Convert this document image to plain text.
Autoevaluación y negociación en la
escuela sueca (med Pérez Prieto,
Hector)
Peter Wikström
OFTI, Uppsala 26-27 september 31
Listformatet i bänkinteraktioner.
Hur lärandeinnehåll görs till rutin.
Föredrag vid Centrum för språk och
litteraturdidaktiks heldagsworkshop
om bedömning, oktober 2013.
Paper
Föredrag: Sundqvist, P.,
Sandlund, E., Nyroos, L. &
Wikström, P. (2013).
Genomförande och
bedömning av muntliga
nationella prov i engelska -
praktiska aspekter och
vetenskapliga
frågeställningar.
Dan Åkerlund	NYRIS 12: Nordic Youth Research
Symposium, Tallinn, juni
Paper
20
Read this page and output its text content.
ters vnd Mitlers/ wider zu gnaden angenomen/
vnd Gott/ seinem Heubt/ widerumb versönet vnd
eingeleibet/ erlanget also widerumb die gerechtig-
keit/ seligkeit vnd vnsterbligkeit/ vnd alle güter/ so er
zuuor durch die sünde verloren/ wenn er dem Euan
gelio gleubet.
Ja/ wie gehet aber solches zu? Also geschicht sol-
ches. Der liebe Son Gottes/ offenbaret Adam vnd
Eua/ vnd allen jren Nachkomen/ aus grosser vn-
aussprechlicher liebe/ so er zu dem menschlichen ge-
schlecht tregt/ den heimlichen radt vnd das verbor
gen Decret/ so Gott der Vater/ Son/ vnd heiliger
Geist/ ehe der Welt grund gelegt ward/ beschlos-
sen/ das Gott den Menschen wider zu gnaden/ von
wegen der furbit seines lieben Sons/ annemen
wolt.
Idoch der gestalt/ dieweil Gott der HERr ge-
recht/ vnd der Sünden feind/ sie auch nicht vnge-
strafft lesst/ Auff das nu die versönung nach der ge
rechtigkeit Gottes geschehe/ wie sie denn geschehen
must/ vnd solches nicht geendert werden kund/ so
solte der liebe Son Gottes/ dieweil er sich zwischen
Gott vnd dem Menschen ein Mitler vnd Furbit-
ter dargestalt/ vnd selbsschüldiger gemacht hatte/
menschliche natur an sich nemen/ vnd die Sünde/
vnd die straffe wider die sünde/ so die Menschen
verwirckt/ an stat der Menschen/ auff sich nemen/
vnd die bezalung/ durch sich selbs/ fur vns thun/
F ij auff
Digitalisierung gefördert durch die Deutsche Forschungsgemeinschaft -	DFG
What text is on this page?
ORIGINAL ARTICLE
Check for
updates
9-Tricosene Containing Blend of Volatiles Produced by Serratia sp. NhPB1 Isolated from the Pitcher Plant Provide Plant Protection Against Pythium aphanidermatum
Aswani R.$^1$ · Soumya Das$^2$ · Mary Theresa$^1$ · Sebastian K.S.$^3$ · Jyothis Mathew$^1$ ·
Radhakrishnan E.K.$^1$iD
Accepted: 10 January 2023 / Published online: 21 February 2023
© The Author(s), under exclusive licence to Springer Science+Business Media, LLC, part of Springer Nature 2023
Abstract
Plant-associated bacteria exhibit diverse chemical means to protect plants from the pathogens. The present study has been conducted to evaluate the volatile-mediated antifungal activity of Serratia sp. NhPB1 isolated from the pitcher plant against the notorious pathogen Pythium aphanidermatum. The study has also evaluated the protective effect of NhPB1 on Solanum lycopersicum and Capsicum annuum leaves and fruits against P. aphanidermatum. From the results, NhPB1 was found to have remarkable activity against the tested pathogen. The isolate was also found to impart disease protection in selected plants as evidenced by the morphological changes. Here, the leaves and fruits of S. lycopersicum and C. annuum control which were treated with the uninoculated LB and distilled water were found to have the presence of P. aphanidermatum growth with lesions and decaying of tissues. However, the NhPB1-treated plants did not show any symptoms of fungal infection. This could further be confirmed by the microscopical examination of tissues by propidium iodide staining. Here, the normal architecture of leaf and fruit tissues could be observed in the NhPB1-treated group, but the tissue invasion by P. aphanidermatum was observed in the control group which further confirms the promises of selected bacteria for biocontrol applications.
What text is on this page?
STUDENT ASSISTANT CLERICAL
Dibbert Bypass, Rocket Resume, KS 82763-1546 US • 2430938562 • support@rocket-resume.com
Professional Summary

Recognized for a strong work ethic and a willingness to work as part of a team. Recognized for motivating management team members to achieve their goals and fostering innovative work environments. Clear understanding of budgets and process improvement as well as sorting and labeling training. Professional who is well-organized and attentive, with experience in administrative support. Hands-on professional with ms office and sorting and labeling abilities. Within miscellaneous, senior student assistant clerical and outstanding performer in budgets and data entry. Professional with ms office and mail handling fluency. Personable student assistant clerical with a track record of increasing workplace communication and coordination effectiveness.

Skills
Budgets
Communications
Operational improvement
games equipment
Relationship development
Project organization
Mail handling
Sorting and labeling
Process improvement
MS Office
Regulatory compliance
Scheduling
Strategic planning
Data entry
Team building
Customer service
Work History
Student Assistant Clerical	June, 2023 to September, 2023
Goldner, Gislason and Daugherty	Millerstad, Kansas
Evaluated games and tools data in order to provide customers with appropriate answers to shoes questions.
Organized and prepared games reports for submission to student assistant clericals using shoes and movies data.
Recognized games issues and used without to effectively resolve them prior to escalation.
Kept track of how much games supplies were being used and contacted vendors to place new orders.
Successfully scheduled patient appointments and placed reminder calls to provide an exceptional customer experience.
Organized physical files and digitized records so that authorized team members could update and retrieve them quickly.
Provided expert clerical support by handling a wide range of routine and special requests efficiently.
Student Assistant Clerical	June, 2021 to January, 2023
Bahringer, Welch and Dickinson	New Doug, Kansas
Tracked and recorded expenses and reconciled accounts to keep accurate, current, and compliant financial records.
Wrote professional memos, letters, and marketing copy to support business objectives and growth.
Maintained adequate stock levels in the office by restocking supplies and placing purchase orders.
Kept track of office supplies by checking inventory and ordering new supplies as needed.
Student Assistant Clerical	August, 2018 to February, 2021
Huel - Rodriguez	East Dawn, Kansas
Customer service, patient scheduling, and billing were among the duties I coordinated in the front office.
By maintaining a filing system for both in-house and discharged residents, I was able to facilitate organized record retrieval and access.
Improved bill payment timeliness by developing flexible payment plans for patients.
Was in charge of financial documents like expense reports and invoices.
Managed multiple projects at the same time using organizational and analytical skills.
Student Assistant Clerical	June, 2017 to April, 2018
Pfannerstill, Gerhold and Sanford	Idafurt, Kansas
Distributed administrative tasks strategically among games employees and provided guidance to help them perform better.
= = = =
## PROBLEM TO WORK ON
Write out all of the records word for word.

## REPLY TO THE EXERCISE
Convert this document image to plain text.
Autoevaluación y negociación en la
escuela sueca (med Pérez Prieto,
Hector)
Peter Wikström
OFTI, Uppsala 26-27 september 31
Listformatet i bänkinteraktioner.
Hur lärandeinnehåll görs till rutin.
Föredrag vid Centrum för språk och
litteraturdidaktiks heldagsworkshop
om bedömning, oktober 2013.
Paper
Föredrag: Sundqvist, P.,
Sandlund, E., Nyroos, L. &
Wikström, P. (2013).
Genomförande och
bedömning av muntliga
nationella prov i engelska -
praktiska aspekter och
vetenskapliga
frågeställningar.
Dan Åkerlund	NYRIS 12: Nordic Youth Research
Symposium, Tallinn, juni
Paper
20
Read this page and output its text content.
ters vnd Mitlers/ wider zu gnaden angenomen/
vnd Gott/ seinem Heubt/ widerumb versönet vnd
eingeleibet/ erlanget also widerumb die gerechtig-
keit/ seligkeit vnd vnsterbligkeit/ vnd alle güter/ so er
zuuor durch die sünde verloren/ wenn er dem Euan
gelio gleubet.
Ja/ wie gehet aber solches zu? Also geschicht sol-
ches. Der liebe Son Gottes/ offenbaret Adam vnd
Eua/ vnd allen jren Nachkomen/ aus grosser vn-
aussprechlicher liebe/ so er zu dem menschlichen ge-
schlecht tregt/ den heimlichen radt vnd das verbor
gen Decret/ so Gott der Vater/ Son/ vnd heiliger
Geist/ ehe der Welt grund gelegt ward/ beschlos-
sen/ das Gott den Menschen wider zu gnaden/ von
wegen der furbit seines lieben Sons/ annemen
wolt.
Idoch der gestalt/ dieweil Gott der HERr ge-
recht/ vnd der Sünden feind/ sie auch nicht vnge-
strafft lesst/ Auff das nu die versönung nach der ge
rechtigkeit Gottes geschehe/ wie sie denn geschehen
must/ vnd solches nicht geendert werden kund/ so
solte der liebe Son Gottes/ dieweil er sich zwischen
Gott vnd dem Menschen ein Mitler vnd Furbit-
ter dargestalt/ vnd selbsschüldiger gemacht hatte/
menschliche natur an sich nemen/ vnd die Sünde/
vnd die straffe wider die sünde/ so die Menschen
verwirckt/ an stat der Menschen/ auff sich nemen/
vnd die bezalung/ durch sich selbs/ fur vns thun/
F ij auff
Digitalisierung gefördert durch die Deutsche Forschungsgemeinschaft -	DFG
What text is on this page?
ORIGINAL ARTICLE
Check for
updates
9-Tricosene Containing Blend of Volatiles Produced by Serratia sp. NhPB1 Isolated from the Pitcher Plant Provide Plant Protection Against Pythium aphanidermatum
Aswani R.$^1$ · Soumya Das$^2$ · Mary Theresa$^1$ · Sebastian K.S.$^3$ · Jyothis Mathew$^1$ ·
Radhakrishnan E.K.$^1$iD
Accepted: 10 January 2023 / Published online: 21 February 2023
© The Author(s), under exclusive licence to Springer Science+Business Media, LLC, part of Springer Nature 2023
Abstract
Plant-associated bacteria exhibit diverse chemical means to protect plants from the pathogens. The present study has been conducted to evaluate the volatile-mediated antifungal activity of Serratia sp. NhPB1 isolated from the pitcher plant against the notorious pathogen Pythium aphanidermatum. The study has also evaluated the protective effect of NhPB1 on Solanum lycopersicum and Capsicum annuum leaves and fruits against P. aphanidermatum. From the results, NhPB1 was found to have remarkable activity against the tested pathogen. The isolate was also found to impart disease protection in selected plants as evidenced by the morphological changes. Here, the leaves and fruits of S. lycopersicum and C. annuum control which were treated with the uninoculated LB and distilled water were found to have the presence of P. aphanidermatum growth with lesions and decaying of tissues. However, the NhPB1-treated plants did not show any symptoms of fungal infection. This could further be confirmed by the microscopical examination of tissues by propidium iodide staining. Here, the normal architecture of leaf and fruit tissues could be observed in the NhPB1-treated group, but the tissue invasion by P. aphanidermatum was observed in the control group which further confirms the promises of selected bacteria for biocontrol applications.
What text is on this page?
STUDENT ASSISTANT CLERICAL
Dibbert Bypass, Rocket Resume, KS 82763-1546 US • 2430938562 • support@rocket-resume.com
Professional Summary

Recognized for a strong work ethic and a willingness to work as part of a team. Recognized for motivating management team members to achieve their goals and fostering innovative work environments. Clear understanding of budgets and process improvement as well as sorting and labeling training. Professional who is well-organized and attentive, with experience in administrative support. Hands-on professional with ms office and sorting and labeling abilities. Within miscellaneous, senior student assistant clerical and outstanding performer in budgets and data entry. Professional with ms office and mail handling fluency. Personable student assistant clerical with a track record of increasing workplace communication and coordination effectiveness.

Skills
Budgets
Communications
Operational improvement
games equipment
Relationship development
Project organization
Mail handling
Sorting and labeling
Process improvement
MS Office
Regulatory compliance
Scheduling
Strategic planning
Data entry
Team building
Customer service
Work History
Student Assistant Clerical	June, 2023 to September, 2023
Goldner, Gislason and Daugherty	Millerstad, Kansas
Evaluated games and tools data in order to provide customers with appropriate answers to shoes questions.
Organized and prepared games reports for submission to student assistant clericals using shoes and movies data.
Recognized games issues and used without to effectively resolve them prior to escalation.
Kept track of how much games supplies were being used and contacted vendors to place new orders.
Successfully scheduled patient appointments and placed reminder calls to provide an exceptional customer experience.
Organized physical files and digitized records so that authorized team members could update and retrieve them quickly.
Provided expert clerical support by handling a wide range of routine and special requests efficiently.
Student Assistant Clerical	June, 2021 to January, 2023
Bahringer, Welch and Dickinson	New Doug, Kansas
Tracked and recorded expenses and reconciled accounts to keep accurate, current, and compliant financial records.
Wrote professional memos, letters, and marketing copy to support business objectives and growth.
Maintained adequate stock levels in the office by restocking supplies and placing purchase orders.
Kept track of office supplies by checking inventory and ordering new supplies as needed.
Student Assistant Clerical	August, 2018 to February, 2021
Huel - Rodriguez	East Dawn, Kansas
Customer service, patient scheduling, and billing were among the duties I coordinated in the front office.
By maintaining a filing system for both in-house and discharged residents, I was able to facilitate organized record retrieval and access.
Improved bill payment timeliness by developing flexible payment plans for patients.
Was in charge of financial documents like expense reports and invoices.
Managed multiple projects at the same time using organizational and analytical skills.
Student Assistant Clerical	June, 2017 to April, 2018
Pfannerstill, Gerhold and Sanford	Idafurt, Kansas
Distributed administrative tasks strategically among games employees and provided guidance to help them perform better.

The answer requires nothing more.